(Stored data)
"""
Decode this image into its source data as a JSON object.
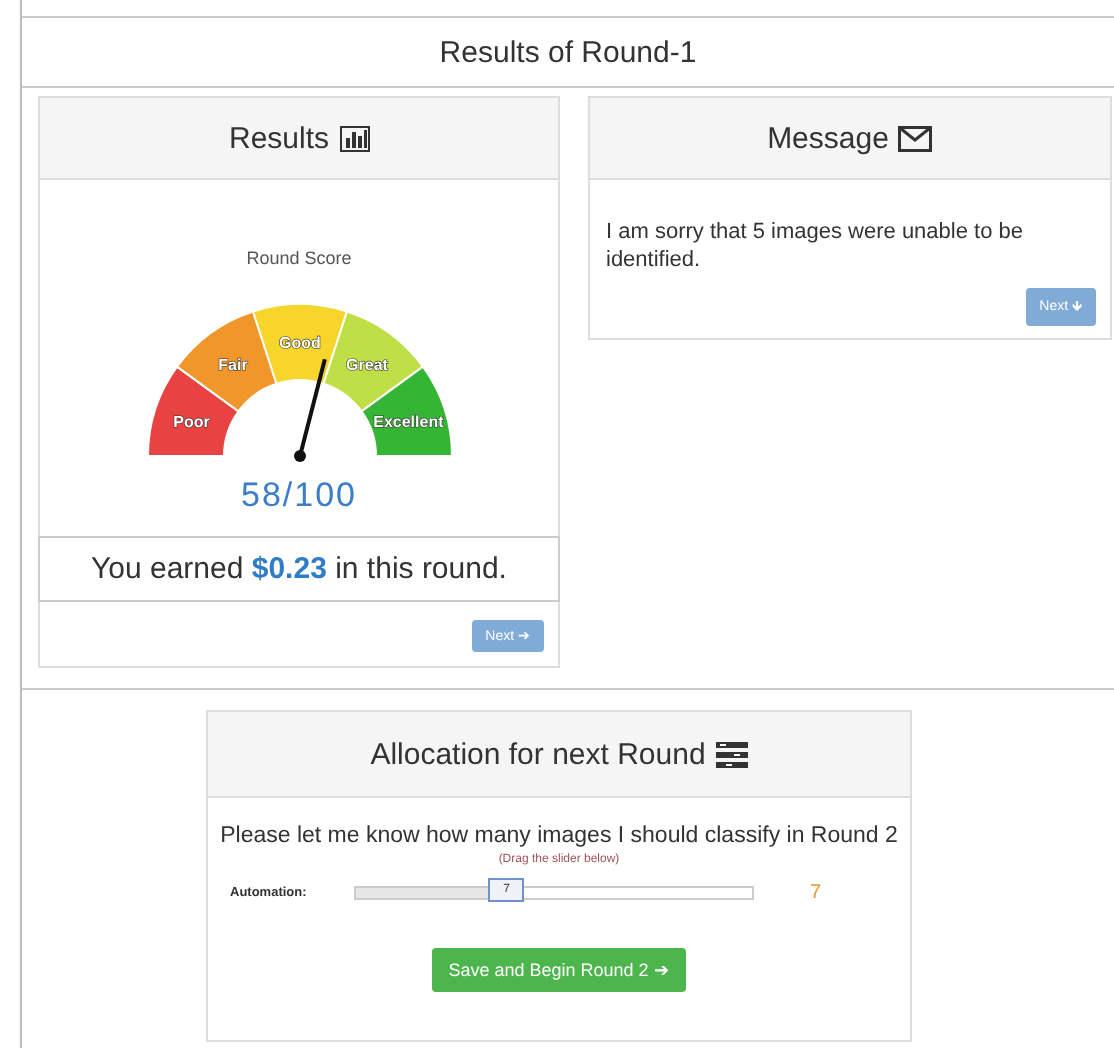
{
  "page_title": "Results of Round-1",
  "results": {
    "title": "Results",
    "gauge": {
      "title": "Round Score",
      "score": "58/100",
      "segments": [
        {
          "label": "Poor",
          "color": "#e84242"
        },
        {
          "label": "Fair",
          "color": "#f0962a"
        },
        {
          "label": "Good",
          "color": "#f7d52a"
        },
        {
          "label": "Great",
          "color": "#bedf45"
        },
        {
          "label": "Excellent",
          "color": "#35b534"
        }
      ]
    },
    "earned": "You earned **$0.23** in this round.",
    "button": "Next ➔"
  },
  "message": {
    "title": "Message",
    "text": "I am sorry that 5 images were unable to be identified.",
    "button": "Next 🡻"
  },
  "allocation": {
    "title": "Allocation for next Round",
    "prompt": "Please let me know how many images I should classify in Round 2",
    "hint": "(Drag the slider below)",
    "slider": {
      "label": "Automation:",
      "thumb": "7",
      "level": 0.38,
      "reading": "7"
    },
    "button": "Save and Begin Round 2 ➔"
  }
}
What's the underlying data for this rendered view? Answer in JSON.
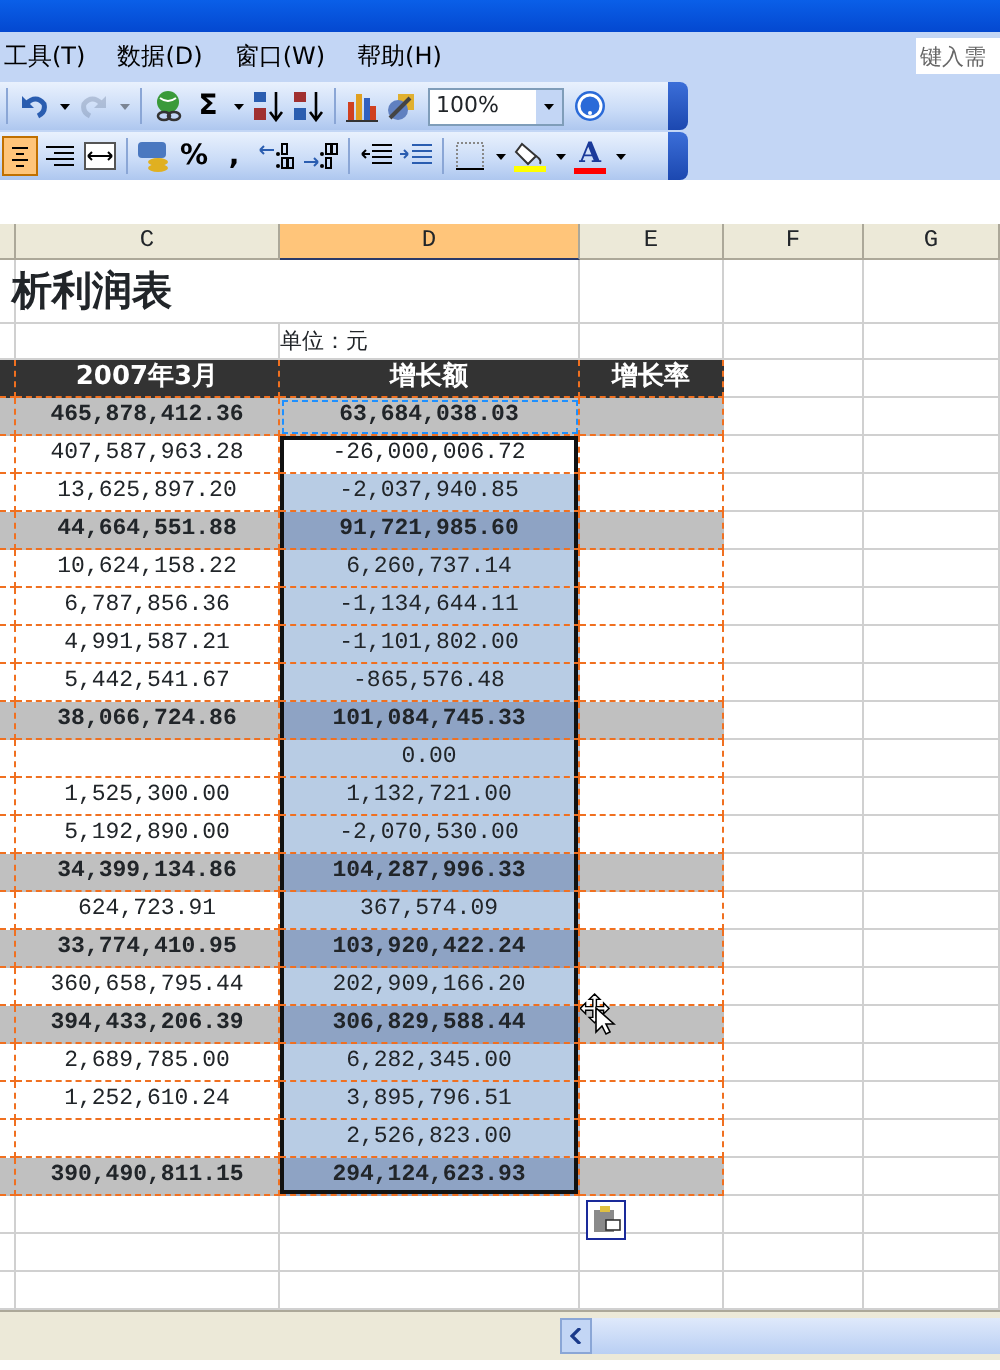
"""
Please write out all the data again word for word, but not the pictures.

— Solution for this problem —
Decode this image into its source data as a JSON object.
{
  "page_title": "Results of Round-1",
  "results": {
    "title": "Results",
    "gauge": {
      "title": "Round Score",
      "score": "58/100",
      "segments": [
        {
          "label": "Poor",
          "color": "#e84242"
        },
        {
          "label": "Fair",
          "color": "#f0962a"
        },
        {
          "label": "Good",
          "color": "#f7d52a"
        },
        {
          "label": "Great",
          "color": "#bedf45"
        },
        {
          "label": "Excellent",
          "color": "#35b534"
        }
      ]
    },
    "earned": "You earned **$0.23** in this round.",
    "button": "Next ➔"
  },
  "message": {
    "title": "Message",
    "text": "I am sorry that 5 images were unable to be identified.",
    "button": "Next 🡻"
  },
  "allocation": {
    "title": "Allocation for next Round",
    "prompt": "Please let me know how many images I should classify in Round 2",
    "hint": "(Drag the slider below)",
    "slider": {
      "label": "Automation:",
      "thumb": "7",
      "level": 0.38,
      "reading": "7"
    },
    "button": "Save and Begin Round 2 ➔"
  }
}
What's the underlying data for this rendered view? Answer in JSON.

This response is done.